◆ AIM OF THE EXERCISE: Write out the entries, please, from the line containing "Read out every word on this page." through their final line, exactly and with nothing else.
■ ■ ■ ■ ■ ■ ■
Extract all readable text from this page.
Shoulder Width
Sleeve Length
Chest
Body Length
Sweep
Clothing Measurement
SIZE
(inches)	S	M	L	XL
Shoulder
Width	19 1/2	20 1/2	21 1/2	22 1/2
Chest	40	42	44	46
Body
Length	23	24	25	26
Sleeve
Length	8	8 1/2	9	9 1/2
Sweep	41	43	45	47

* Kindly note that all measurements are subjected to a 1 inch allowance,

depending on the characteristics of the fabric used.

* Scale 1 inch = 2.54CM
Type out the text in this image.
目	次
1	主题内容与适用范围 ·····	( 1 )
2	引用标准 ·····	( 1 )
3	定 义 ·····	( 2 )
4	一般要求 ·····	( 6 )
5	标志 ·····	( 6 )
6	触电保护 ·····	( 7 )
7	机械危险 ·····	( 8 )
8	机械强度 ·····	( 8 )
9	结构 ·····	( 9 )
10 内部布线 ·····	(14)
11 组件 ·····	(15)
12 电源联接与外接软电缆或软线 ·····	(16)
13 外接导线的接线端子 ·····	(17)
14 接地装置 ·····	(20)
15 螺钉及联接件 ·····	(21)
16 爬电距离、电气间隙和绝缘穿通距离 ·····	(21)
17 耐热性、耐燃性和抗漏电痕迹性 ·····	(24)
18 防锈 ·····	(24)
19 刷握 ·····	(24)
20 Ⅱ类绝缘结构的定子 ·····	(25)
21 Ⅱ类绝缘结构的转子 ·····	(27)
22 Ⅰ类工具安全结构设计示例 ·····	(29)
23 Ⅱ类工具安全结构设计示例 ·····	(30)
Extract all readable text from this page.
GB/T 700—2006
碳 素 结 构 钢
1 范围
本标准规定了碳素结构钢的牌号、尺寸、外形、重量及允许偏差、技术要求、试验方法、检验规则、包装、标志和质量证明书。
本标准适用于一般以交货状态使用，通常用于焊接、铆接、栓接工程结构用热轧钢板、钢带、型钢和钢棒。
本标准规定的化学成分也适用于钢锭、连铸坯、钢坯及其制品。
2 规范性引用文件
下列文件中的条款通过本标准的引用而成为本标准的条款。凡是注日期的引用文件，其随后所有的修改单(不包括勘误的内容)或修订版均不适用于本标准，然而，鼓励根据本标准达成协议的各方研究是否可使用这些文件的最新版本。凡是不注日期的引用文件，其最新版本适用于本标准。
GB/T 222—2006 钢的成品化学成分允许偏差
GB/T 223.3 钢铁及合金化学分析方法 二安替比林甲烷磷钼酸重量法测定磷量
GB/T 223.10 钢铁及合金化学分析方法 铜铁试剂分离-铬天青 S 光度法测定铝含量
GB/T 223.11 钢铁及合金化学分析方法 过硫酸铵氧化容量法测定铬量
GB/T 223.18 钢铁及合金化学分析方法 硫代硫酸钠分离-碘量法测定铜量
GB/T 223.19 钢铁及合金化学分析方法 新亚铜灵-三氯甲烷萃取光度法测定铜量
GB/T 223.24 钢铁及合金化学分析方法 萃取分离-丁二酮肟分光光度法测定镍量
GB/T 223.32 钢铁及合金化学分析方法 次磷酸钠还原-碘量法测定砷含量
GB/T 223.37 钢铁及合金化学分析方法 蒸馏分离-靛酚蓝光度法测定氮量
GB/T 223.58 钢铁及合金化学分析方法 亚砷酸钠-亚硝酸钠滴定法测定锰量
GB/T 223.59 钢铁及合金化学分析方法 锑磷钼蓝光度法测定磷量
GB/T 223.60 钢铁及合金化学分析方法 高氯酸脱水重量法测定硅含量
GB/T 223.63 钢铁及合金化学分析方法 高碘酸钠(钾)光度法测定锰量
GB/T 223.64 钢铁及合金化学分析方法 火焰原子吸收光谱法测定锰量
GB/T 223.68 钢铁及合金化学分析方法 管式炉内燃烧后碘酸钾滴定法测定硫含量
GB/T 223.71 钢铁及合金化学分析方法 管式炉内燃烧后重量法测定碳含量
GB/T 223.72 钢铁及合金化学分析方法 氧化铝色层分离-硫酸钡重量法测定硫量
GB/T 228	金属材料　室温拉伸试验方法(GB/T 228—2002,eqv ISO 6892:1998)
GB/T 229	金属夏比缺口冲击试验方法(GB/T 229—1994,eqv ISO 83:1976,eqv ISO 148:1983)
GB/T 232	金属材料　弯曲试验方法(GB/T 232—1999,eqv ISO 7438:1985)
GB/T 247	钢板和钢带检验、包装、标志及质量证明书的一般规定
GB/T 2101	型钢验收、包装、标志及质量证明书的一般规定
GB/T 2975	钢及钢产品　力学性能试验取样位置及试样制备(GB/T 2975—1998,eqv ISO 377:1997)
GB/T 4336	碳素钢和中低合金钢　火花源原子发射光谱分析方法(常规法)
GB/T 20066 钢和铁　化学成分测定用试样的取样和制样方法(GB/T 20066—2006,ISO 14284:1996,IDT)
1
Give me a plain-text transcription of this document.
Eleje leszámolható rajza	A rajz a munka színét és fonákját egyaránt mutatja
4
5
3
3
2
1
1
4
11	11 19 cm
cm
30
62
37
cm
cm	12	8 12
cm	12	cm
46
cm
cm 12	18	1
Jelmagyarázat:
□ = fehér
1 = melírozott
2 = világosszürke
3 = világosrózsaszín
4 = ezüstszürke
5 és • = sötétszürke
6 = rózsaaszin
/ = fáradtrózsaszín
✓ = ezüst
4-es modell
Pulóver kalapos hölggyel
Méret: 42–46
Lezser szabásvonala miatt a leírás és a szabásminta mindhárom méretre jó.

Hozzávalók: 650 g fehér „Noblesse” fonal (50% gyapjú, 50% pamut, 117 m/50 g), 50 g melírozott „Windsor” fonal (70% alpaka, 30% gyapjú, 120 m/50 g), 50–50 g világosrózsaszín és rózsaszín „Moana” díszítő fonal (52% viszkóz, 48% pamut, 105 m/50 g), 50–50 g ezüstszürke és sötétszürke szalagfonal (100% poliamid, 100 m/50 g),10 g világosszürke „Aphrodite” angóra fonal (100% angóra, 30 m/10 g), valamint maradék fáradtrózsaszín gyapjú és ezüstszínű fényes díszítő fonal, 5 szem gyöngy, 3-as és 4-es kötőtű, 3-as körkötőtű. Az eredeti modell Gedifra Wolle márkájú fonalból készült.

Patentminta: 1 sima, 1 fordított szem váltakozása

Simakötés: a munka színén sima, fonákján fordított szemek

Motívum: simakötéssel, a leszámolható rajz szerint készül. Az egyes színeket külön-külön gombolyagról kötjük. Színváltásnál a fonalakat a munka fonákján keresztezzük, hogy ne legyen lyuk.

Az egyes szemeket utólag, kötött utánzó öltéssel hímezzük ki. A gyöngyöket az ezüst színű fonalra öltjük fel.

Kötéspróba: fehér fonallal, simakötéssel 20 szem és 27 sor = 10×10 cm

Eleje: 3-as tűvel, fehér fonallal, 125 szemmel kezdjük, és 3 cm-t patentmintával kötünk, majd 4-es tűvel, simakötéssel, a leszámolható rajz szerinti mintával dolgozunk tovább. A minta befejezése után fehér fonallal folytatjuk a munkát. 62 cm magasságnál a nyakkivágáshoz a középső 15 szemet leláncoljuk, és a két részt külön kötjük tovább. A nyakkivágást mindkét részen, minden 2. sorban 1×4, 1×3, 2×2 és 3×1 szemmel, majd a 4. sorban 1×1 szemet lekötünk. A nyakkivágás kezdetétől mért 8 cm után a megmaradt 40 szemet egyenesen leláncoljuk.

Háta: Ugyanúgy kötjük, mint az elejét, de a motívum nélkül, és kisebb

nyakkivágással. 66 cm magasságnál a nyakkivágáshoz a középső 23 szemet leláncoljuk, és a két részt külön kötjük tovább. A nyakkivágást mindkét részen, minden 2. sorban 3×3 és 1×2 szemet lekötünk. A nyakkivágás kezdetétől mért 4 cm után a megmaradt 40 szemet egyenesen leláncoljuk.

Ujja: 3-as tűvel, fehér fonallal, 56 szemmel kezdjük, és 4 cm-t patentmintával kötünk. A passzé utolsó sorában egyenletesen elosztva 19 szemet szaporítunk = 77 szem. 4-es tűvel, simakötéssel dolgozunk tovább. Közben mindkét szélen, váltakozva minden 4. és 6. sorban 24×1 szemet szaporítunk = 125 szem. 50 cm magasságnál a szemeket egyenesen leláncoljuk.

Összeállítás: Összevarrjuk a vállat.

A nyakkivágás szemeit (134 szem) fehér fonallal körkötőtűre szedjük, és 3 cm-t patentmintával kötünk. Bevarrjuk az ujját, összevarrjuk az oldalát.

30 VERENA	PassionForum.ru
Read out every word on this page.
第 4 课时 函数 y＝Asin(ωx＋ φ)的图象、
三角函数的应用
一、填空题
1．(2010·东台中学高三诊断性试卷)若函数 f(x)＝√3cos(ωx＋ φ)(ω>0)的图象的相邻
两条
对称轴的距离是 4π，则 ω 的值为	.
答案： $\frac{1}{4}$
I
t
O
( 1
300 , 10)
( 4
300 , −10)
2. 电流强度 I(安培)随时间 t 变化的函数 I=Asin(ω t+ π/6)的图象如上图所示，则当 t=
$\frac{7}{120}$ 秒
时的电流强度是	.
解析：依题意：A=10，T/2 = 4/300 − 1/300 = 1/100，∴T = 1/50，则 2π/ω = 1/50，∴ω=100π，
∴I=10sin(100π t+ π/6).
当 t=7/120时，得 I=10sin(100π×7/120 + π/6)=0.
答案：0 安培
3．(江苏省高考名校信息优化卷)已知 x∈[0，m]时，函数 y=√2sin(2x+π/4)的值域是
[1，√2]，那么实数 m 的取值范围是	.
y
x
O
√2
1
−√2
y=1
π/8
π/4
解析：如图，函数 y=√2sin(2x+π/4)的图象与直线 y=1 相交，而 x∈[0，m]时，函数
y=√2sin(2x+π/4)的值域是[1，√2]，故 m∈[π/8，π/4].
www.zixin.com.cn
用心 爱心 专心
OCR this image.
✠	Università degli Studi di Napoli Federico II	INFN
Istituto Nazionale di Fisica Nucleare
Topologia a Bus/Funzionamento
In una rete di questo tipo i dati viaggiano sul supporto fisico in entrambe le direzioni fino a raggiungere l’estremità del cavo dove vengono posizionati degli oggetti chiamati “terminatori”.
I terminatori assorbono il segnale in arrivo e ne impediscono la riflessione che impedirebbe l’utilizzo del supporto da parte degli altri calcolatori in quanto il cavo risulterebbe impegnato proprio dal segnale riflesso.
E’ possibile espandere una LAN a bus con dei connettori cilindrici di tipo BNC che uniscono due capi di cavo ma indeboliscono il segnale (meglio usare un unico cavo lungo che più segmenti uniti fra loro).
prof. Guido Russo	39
■ ■ ■ ■ ■ ■ ■
◆ THE OUTPUT:
Read out every word on this page.
第 4 课时 函数 y＝Asin(ωx＋ φ)的图象、
三角函数的应用
一、填空题
1．(2010·东台中学高三诊断性试卷)若函数 f(x)＝√3cos(ωx＋ φ)(ω>0)的图象的相邻
两条
对称轴的距离是 4π，则 ω 的值为	.
答案： $\frac{1}{4}$
I
t
O
( 1
300 , 10)
( 4
300 , −10)
2. 电流强度 I(安培)随时间 t 变化的函数 I=Asin(ω t+ π/6)的图象如上图所示，则当 t=
$\frac{7}{120}$ 秒
时的电流强度是	.
解析：依题意：A=10，T/2 = 4/300 − 1/300 = 1/100，∴T = 1/50，则 2π/ω = 1/50，∴ω=100π，
∴I=10sin(100π t+ π/6).
当 t=7/120时，得 I=10sin(100π×7/120 + π/6)=0.
答案：0 安培
3．(江苏省高考名校信息优化卷)已知 x∈[0，m]时，函数 y=√2sin(2x+π/4)的值域是
[1，√2]，那么实数 m 的取值范围是	.
y
x
O
√2
1
−√2
y=1
π/8
π/4
解析：如图，函数 y=√2sin(2x+π/4)的图象与直线 y=1 相交，而 x∈[0，m]时，函数
y=√2sin(2x+π/4)的值域是[1，√2]，故 m∈[π/8，π/4].
www.zixin.com.cn
用心 爱心 专心
OCR this image.
✠	Università degli Studi di Napoli Federico II	INFN
Istituto Nazionale di Fisica Nucleare
Topologia a Bus/Funzionamento
In una rete di questo tipo i dati viaggiano sul supporto fisico in entrambe le direzioni fino a raggiungere l’estremità del cavo dove vengono posizionati degli oggetti chiamati “terminatori”.
I terminatori assorbono il segnale in arrivo e ne impediscono la riflessione che impedirebbe l’utilizzo del supporto da parte degli altri calcolatori in quanto il cavo risulterebbe impegnato proprio dal segnale riflesso.
E’ possibile espandere una LAN a bus con dei connettori cilindrici di tipo BNC che uniscono due capi di cavo ma indeboliscono il segnale (meglio usare un unico cavo lungo che più segmenti uniti fra loro).
prof. Guido Russo	39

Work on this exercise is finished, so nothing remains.